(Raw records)

## Begin

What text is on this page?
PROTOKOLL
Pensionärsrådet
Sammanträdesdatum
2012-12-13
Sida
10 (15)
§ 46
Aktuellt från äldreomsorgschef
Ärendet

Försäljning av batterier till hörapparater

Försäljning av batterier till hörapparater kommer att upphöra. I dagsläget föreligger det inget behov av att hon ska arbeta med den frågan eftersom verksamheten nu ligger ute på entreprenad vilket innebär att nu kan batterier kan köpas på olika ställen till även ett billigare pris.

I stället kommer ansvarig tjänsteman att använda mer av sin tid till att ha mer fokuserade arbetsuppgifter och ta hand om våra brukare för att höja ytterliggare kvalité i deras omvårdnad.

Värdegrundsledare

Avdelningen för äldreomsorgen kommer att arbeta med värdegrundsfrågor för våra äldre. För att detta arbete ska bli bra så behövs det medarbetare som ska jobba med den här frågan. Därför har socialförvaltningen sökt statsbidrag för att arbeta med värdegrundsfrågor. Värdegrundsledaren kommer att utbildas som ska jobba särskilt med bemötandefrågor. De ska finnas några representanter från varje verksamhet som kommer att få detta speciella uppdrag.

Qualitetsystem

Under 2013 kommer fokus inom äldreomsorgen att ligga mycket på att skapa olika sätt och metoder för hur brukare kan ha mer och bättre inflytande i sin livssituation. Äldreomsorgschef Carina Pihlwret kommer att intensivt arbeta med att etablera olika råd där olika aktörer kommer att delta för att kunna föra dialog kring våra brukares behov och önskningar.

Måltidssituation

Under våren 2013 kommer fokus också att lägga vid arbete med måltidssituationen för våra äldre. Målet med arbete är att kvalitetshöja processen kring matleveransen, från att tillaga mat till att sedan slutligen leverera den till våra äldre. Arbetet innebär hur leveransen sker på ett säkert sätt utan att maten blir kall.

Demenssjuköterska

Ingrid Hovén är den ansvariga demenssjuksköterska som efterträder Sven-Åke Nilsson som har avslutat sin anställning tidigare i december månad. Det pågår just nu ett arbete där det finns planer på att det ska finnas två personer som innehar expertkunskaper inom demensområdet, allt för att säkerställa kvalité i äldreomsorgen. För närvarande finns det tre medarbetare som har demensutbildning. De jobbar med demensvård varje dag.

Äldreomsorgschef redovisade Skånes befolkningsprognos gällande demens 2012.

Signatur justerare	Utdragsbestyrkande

## End

> _WRITTEN TASK_: Copy each line of the data that contains the word "kring".

> _ANSWER_:
Under 2013 kommer fokus inom äldreomsorgen att ligga mycket på att skapa olika sätt och metoder för hur brukare kan ha mer och bättre inflytande i sin livssituation. Äldreomsorgschef Carina Pihlwret kommer att intensivt arbeta med att etablera olika råd där olika aktörer kommer att delta för att kunna föra dialog kring våra brukares behov och önskningar.
Under våren 2013 kommer fokus också att lägga vid arbete med måltidssituationen för våra äldre. Målet med arbete är att kvalitetshöja processen kring matleveransen, från att tillaga mat till att sedan slutligen leverera den till våra äldre. Arbetet innebär hur leveransen sker på ett säkert sätt utan att maten blir kall.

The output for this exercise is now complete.